Records from a data collection
----------------------------------------
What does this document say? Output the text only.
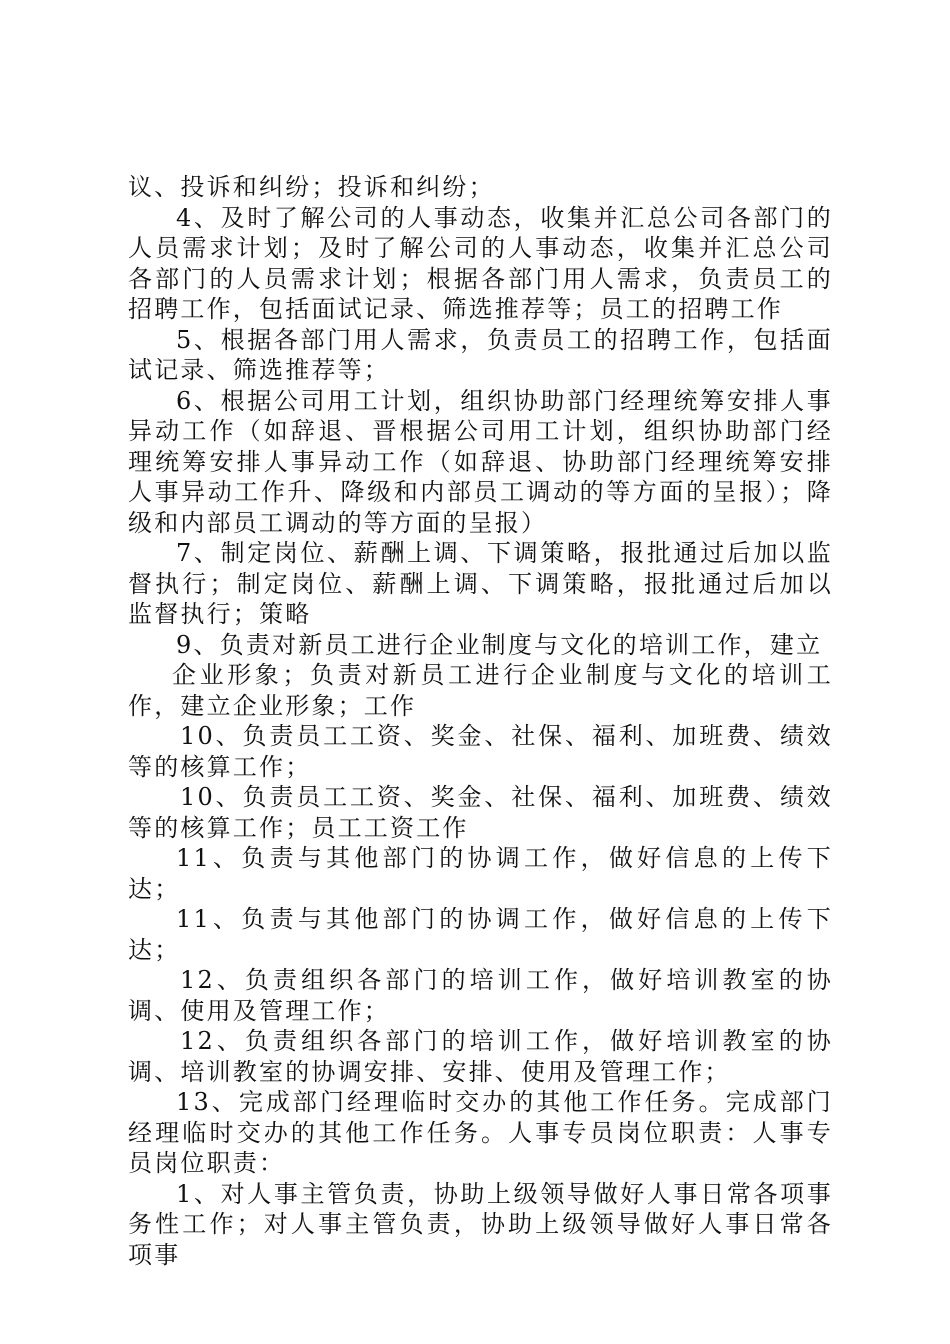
议、投诉和纠纷；投诉和纠纷；

4、及时了解公司的人事动态，收集并汇总公司各部门的人员需求计划；及时了解公司的人事动态，收集并汇总公司各部门的人员需求计划；根据各部门用人需求，负责员工的招聘工作，包括面试记录、筛选推荐等；员工的招聘工作

5、根据各部门用人需求，负责员工的招聘工作，包括面试记录、筛选推荐等；

6、根据公司用工计划，组织协助部门经理统筹安排人事异动工作（如辞退、晋根据公司用工计划，组织协助部门经理统筹安排人事异动工作（如辞退、协助部门经理统筹安排人事异动工作升、降级和内部员工调动的等方面的呈报）；降级和内部员工调动的等方面的呈报）

7、制定岗位、薪酬上调、下调策略，报批通过后加以监督执行；制定岗位、薪酬上调、下调策略，报批通过后加以监督执行；策略

9、负责对新员工进行企业制度与文化的培训工作，建立

企业形象；负责对新员工进行企业制度与文化的培训工作，建立企业形象；工作

10、负责员工工资、奖金、社保、福利、加班费、绩效等的核算工作；

10、负责员工工资、奖金、社保、福利、加班费、绩效等的核算工作；员工工资工作

11、负责与其他部门的协调工作，做好信息的上传下达；

11、负责与其他部门的协调工作，做好信息的上传下达；

12、负责组织各部门的培训工作，做好培训教室的协调、使用及管理工作；

12、负责组织各部门的培训工作，做好培训教室的协调、培训教室的协调安排、安排、使用及管理工作；

13、完成部门经理临时交办的其他工作任务。完成部门经理临时交办的其他工作任务。人事专员岗位职责：人事专员岗位职责：

1、对人事主管负责，协助上级领导做好人事日常各项事务性工作；对人事主管负责，协助上级领导做好人事日常各项事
----------------------------------------
WRITTEN EXERCISE
Pictures are to be left out; repeat all the remaining data exactly.

FINAL ANSWER
What does this document say? Output the text only.
议、投诉和纠纷；投诉和纠纷；

4、及时了解公司的人事动态，收集并汇总公司各部门的人员需求计划；及时了解公司的人事动态，收集并汇总公司各部门的人员需求计划；根据各部门用人需求，负责员工的招聘工作，包括面试记录、筛选推荐等；员工的招聘工作

5、根据各部门用人需求，负责员工的招聘工作，包括面试记录、筛选推荐等；

6、根据公司用工计划，组织协助部门经理统筹安排人事异动工作（如辞退、晋根据公司用工计划，组织协助部门经理统筹安排人事异动工作（如辞退、协助部门经理统筹安排人事异动工作升、降级和内部员工调动的等方面的呈报）；降级和内部员工调动的等方面的呈报）

7、制定岗位、薪酬上调、下调策略，报批通过后加以监督执行；制定岗位、薪酬上调、下调策略，报批通过后加以监督执行；策略

9、负责对新员工进行企业制度与文化的培训工作，建立

企业形象；负责对新员工进行企业制度与文化的培训工作，建立企业形象；工作

10、负责员工工资、奖金、社保、福利、加班费、绩效等的核算工作；

10、负责员工工资、奖金、社保、福利、加班费、绩效等的核算工作；员工工资工作

11、负责与其他部门的协调工作，做好信息的上传下达；

11、负责与其他部门的协调工作，做好信息的上传下达；

12、负责组织各部门的培训工作，做好培训教室的协调、使用及管理工作；

12、负责组织各部门的培训工作，做好培训教室的协调、培训教室的协调安排、安排、使用及管理工作；

13、完成部门经理临时交办的其他工作任务。完成部门经理临时交办的其他工作任务。人事专员岗位职责：人事专员岗位职责：

1、对人事主管负责，协助上级领导做好人事日常各项事务性工作；对人事主管负责，协助上级领导做好人事日常各项事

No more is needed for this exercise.